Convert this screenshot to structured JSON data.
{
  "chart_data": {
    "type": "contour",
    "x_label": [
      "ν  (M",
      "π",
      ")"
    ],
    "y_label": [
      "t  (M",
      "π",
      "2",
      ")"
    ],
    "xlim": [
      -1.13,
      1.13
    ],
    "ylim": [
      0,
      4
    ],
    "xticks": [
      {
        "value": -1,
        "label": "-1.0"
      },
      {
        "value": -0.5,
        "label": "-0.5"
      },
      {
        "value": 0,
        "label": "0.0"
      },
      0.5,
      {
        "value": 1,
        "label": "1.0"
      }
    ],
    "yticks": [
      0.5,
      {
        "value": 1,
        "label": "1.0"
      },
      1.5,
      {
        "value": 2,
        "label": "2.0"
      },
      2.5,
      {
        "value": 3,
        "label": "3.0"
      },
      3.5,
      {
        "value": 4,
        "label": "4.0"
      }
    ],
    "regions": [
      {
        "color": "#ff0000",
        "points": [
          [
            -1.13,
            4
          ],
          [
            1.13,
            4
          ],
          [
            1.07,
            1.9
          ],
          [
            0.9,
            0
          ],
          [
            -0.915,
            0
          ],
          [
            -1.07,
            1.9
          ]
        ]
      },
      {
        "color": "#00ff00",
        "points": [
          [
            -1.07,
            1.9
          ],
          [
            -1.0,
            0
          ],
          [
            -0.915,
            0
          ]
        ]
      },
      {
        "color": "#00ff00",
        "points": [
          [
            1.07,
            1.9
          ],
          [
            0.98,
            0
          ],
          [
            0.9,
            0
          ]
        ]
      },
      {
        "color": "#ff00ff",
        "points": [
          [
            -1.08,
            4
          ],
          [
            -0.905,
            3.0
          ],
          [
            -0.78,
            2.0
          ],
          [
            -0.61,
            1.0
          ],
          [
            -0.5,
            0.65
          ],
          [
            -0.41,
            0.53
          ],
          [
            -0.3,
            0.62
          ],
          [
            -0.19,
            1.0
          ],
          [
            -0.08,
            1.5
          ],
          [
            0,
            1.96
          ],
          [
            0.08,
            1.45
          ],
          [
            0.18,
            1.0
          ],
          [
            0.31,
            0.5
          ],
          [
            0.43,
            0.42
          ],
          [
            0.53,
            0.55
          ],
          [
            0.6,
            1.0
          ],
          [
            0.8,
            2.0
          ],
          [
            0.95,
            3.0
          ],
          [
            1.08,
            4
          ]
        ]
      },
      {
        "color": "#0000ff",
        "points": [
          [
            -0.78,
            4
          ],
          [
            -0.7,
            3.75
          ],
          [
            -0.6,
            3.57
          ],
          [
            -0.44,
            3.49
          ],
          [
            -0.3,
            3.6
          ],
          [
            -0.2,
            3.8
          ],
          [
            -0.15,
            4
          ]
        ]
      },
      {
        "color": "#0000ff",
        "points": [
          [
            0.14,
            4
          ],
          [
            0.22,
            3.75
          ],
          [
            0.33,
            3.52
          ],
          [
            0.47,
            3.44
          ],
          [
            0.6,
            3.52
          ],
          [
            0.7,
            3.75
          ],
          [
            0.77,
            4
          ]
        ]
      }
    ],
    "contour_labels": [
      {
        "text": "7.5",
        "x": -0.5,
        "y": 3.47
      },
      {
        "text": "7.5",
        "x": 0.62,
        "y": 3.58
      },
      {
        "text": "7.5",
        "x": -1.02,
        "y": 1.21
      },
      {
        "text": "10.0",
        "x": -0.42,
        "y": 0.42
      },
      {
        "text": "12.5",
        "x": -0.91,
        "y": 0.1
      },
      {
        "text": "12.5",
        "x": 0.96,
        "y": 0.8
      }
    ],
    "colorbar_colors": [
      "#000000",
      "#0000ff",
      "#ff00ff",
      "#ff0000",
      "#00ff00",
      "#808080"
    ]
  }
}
...
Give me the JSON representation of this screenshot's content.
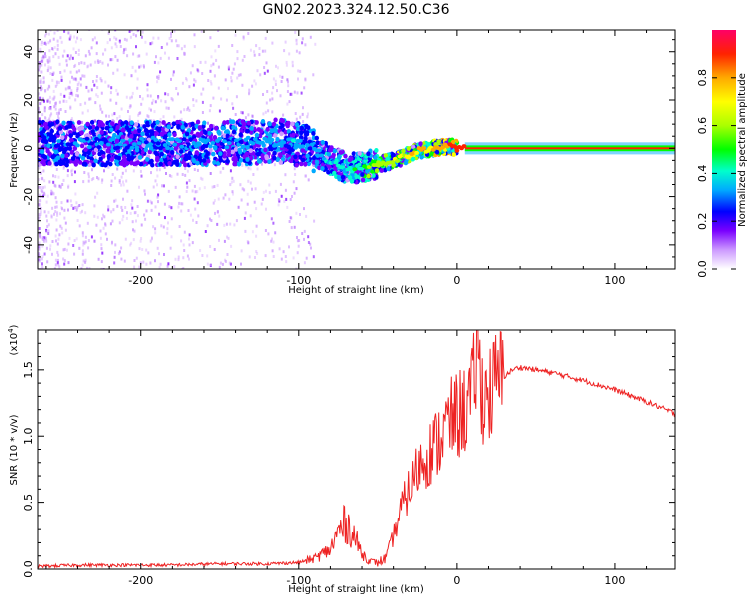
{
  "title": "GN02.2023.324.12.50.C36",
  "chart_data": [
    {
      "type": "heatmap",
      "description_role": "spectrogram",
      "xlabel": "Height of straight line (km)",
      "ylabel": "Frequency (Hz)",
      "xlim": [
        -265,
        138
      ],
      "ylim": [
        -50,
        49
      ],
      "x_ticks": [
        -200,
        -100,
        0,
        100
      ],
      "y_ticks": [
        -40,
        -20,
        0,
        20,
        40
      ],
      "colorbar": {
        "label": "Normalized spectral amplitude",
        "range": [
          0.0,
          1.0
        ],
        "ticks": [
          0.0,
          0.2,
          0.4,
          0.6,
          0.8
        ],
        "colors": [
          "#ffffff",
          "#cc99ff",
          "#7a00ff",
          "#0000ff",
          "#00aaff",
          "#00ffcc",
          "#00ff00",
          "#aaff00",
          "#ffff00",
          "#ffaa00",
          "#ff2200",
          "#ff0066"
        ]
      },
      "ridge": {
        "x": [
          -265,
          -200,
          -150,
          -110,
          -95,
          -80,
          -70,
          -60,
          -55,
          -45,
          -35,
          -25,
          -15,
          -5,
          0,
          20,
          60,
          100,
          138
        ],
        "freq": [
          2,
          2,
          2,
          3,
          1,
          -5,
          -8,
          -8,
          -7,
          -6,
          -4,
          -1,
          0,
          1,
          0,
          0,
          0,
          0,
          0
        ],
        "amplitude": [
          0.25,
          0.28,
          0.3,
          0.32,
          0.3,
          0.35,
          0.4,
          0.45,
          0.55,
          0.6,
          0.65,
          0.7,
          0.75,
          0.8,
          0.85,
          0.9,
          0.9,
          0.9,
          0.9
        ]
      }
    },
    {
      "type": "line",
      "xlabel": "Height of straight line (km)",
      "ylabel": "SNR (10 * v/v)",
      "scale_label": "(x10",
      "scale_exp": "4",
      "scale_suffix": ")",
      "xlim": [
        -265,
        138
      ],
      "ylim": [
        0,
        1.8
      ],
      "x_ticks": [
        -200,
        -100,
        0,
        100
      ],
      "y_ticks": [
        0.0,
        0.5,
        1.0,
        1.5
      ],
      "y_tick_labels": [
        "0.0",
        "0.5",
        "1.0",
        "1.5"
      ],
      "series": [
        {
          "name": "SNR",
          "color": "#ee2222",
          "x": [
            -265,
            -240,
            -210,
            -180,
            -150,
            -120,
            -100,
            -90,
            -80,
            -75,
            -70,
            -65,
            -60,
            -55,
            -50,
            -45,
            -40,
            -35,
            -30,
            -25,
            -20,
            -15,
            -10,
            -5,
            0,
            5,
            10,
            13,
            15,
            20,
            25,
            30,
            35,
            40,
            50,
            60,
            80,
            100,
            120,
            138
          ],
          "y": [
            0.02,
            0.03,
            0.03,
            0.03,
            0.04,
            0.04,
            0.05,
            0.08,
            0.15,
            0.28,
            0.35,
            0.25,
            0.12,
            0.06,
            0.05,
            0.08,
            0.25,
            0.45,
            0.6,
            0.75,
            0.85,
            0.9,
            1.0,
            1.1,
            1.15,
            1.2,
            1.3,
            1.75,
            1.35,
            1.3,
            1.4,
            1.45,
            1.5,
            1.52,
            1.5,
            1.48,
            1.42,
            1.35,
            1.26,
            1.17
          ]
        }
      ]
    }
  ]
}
==
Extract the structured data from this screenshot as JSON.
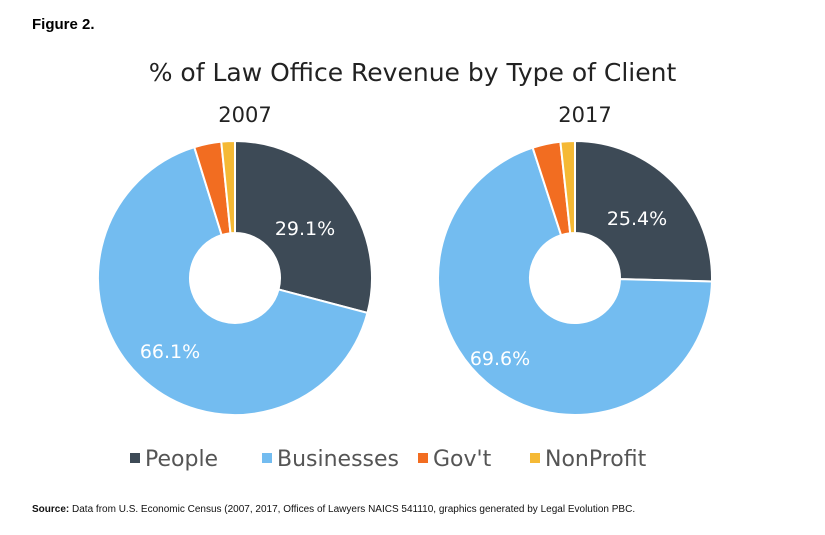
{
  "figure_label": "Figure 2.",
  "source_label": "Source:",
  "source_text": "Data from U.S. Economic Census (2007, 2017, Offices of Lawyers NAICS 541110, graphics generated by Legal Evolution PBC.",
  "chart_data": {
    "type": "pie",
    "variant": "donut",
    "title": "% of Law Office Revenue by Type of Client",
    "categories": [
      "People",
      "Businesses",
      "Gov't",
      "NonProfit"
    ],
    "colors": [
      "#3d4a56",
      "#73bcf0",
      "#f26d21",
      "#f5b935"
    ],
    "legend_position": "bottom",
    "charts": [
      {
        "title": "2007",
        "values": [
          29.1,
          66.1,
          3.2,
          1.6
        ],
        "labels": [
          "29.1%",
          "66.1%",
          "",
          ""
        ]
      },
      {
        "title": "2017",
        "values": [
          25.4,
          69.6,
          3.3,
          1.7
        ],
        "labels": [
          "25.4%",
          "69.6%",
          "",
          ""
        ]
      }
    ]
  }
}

## Exercise goal
State the number of lines in these entries that include the string "structured". Provide nothing beyond that number.

## Correct result
2